_RECORDS FOR THIS EXERCISE_.
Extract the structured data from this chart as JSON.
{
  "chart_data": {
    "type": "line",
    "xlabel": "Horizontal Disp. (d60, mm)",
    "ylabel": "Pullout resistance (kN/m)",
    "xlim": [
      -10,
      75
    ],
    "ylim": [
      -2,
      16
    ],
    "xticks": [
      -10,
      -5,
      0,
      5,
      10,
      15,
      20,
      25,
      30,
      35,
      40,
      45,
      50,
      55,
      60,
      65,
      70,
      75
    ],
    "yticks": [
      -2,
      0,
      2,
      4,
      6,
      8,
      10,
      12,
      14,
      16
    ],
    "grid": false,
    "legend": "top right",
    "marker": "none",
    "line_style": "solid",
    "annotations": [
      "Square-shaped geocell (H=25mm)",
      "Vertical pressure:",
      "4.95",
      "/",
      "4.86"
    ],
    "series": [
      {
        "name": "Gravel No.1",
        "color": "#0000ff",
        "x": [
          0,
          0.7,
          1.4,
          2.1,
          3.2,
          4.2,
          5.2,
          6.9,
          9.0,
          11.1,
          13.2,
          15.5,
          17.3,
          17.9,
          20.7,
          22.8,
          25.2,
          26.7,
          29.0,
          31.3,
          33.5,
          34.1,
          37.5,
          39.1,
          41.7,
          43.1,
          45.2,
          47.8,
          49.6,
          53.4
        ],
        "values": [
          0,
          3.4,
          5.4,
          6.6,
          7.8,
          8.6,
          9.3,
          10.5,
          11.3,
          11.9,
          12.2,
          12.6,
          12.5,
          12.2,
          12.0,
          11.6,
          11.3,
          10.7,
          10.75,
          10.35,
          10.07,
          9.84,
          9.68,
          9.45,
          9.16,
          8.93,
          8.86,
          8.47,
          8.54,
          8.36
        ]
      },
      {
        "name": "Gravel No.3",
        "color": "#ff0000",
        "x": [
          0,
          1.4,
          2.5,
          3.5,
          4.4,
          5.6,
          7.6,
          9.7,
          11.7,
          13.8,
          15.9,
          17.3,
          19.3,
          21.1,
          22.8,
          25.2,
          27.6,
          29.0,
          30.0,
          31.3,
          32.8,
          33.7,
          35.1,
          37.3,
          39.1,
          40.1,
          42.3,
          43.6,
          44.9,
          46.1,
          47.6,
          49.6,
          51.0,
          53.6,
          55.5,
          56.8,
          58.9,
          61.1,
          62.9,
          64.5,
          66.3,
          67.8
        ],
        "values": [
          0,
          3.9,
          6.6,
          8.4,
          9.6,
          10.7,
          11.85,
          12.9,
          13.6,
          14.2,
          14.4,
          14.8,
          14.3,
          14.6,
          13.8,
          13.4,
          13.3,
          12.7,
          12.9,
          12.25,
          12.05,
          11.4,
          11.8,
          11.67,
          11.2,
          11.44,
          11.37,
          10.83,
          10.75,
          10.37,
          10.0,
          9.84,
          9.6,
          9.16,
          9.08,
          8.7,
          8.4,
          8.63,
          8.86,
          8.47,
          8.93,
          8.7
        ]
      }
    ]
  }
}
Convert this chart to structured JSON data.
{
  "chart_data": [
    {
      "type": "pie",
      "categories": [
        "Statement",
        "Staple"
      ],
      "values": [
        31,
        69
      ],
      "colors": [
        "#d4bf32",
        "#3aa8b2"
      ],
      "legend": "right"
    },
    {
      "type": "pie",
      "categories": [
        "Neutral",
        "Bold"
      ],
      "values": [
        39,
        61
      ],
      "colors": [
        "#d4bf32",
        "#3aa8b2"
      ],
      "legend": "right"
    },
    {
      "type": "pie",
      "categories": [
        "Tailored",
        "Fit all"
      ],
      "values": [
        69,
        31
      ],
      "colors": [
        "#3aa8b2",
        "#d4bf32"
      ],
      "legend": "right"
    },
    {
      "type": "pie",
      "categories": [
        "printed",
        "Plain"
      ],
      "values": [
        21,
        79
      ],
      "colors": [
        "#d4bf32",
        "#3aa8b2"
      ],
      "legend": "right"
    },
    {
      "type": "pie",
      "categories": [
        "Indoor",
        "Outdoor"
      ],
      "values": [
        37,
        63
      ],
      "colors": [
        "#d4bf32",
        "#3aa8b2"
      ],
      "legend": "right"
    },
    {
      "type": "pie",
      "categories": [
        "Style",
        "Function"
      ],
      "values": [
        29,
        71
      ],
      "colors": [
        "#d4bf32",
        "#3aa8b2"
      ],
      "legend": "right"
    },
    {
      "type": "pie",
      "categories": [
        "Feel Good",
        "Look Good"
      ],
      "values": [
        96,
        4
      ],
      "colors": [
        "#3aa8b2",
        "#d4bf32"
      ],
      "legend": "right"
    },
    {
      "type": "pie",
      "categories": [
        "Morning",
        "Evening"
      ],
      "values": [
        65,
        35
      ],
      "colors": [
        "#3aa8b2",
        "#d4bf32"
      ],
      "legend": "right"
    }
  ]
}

_DIRECTION_.
Each entry is to be returned in full, character for character.

_CORRECT OUTPUT_.
Extract the structured data from this chart as JSON.
{
  "chart_data": {
    "type": "line",
    "xlabel": "Horizontal Disp. (d60, mm)",
    "ylabel": "Pullout resistance (kN/m)",
    "xlim": [
      -10,
      75
    ],
    "ylim": [
      -2,
      16
    ],
    "xticks": [
      -10,
      -5,
      0,
      5,
      10,
      15,
      20,
      25,
      30,
      35,
      40,
      45,
      50,
      55,
      60,
      65,
      70,
      75
    ],
    "yticks": [
      -2,
      0,
      2,
      4,
      6,
      8,
      10,
      12,
      14,
      16
    ],
    "grid": false,
    "legend": "top right",
    "marker": "none",
    "line_style": "solid",
    "annotations": [
      "Square-shaped geocell (H=25mm)",
      "Vertical pressure:",
      "4.95",
      "/",
      "4.86"
    ],
    "series": [
      {
        "name": "Gravel No.1",
        "color": "#0000ff",
        "x": [
          0,
          0.7,
          1.4,
          2.1,
          3.2,
          4.2,
          5.2,
          6.9,
          9.0,
          11.1,
          13.2,
          15.5,
          17.3,
          17.9,
          20.7,
          22.8,
          25.2,
          26.7,
          29.0,
          31.3,
          33.5,
          34.1,
          37.5,
          39.1,
          41.7,
          43.1,
          45.2,
          47.8,
          49.6,
          53.4
        ],
        "values": [
          0,
          3.4,
          5.4,
          6.6,
          7.8,
          8.6,
          9.3,
          10.5,
          11.3,
          11.9,
          12.2,
          12.6,
          12.5,
          12.2,
          12.0,
          11.6,
          11.3,
          10.7,
          10.75,
          10.35,
          10.07,
          9.84,
          9.68,
          9.45,
          9.16,
          8.93,
          8.86,
          8.47,
          8.54,
          8.36
        ]
      },
      {
        "name": "Gravel No.3",
        "color": "#ff0000",
        "x": [
          0,
          1.4,
          2.5,
          3.5,
          4.4,
          5.6,
          7.6,
          9.7,
          11.7,
          13.8,
          15.9,
          17.3,
          19.3,
          21.1,
          22.8,
          25.2,
          27.6,
          29.0,
          30.0,
          31.3,
          32.8,
          33.7,
          35.1,
          37.3,
          39.1,
          40.1,
          42.3,
          43.6,
          44.9,
          46.1,
          47.6,
          49.6,
          51.0,
          53.6,
          55.5,
          56.8,
          58.9,
          61.1,
          62.9,
          64.5,
          66.3,
          67.8
        ],
        "values": [
          0,
          3.9,
          6.6,
          8.4,
          9.6,
          10.7,
          11.85,
          12.9,
          13.6,
          14.2,
          14.4,
          14.8,
          14.3,
          14.6,
          13.8,
          13.4,
          13.3,
          12.7,
          12.9,
          12.25,
          12.05,
          11.4,
          11.8,
          11.67,
          11.2,
          11.44,
          11.37,
          10.83,
          10.75,
          10.37,
          10.0,
          9.84,
          9.6,
          9.16,
          9.08,
          8.7,
          8.4,
          8.63,
          8.86,
          8.47,
          8.93,
          8.7
        ]
      }
    ]
  }
}
Convert this chart to structured JSON data.
{
  "chart_data": [
    {
      "type": "pie",
      "categories": [
        "Statement",
        "Staple"
      ],
      "values": [
        31,
        69
      ],
      "colors": [
        "#d4bf32",
        "#3aa8b2"
      ],
      "legend": "right"
    },
    {
      "type": "pie",
      "categories": [
        "Neutral",
        "Bold"
      ],
      "values": [
        39,
        61
      ],
      "colors": [
        "#d4bf32",
        "#3aa8b2"
      ],
      "legend": "right"
    },
    {
      "type": "pie",
      "categories": [
        "Tailored",
        "Fit all"
      ],
      "values": [
        69,
        31
      ],
      "colors": [
        "#3aa8b2",
        "#d4bf32"
      ],
      "legend": "right"
    },
    {
      "type": "pie",
      "categories": [
        "printed",
        "Plain"
      ],
      "values": [
        21,
        79
      ],
      "colors": [
        "#d4bf32",
        "#3aa8b2"
      ],
      "legend": "right"
    },
    {
      "type": "pie",
      "categories": [
        "Indoor",
        "Outdoor"
      ],
      "values": [
        37,
        63
      ],
      "colors": [
        "#d4bf32",
        "#3aa8b2"
      ],
      "legend": "right"
    },
    {
      "type": "pie",
      "categories": [
        "Style",
        "Function"
      ],
      "values": [
        29,
        71
      ],
      "colors": [
        "#d4bf32",
        "#3aa8b2"
      ],
      "legend": "right"
    },
    {
      "type": "pie",
      "categories": [
        "Feel Good",
        "Look Good"
      ],
      "values": [
        96,
        4
      ],
      "colors": [
        "#3aa8b2",
        "#d4bf32"
      ],
      "legend": "right"
    },
    {
      "type": "pie",
      "categories": [
        "Morning",
        "Evening"
      ],
      "values": [
        65,
        35
      ],
      "colors": [
        "#3aa8b2",
        "#d4bf32"
      ],
      "legend": "right"
    }
  ]
}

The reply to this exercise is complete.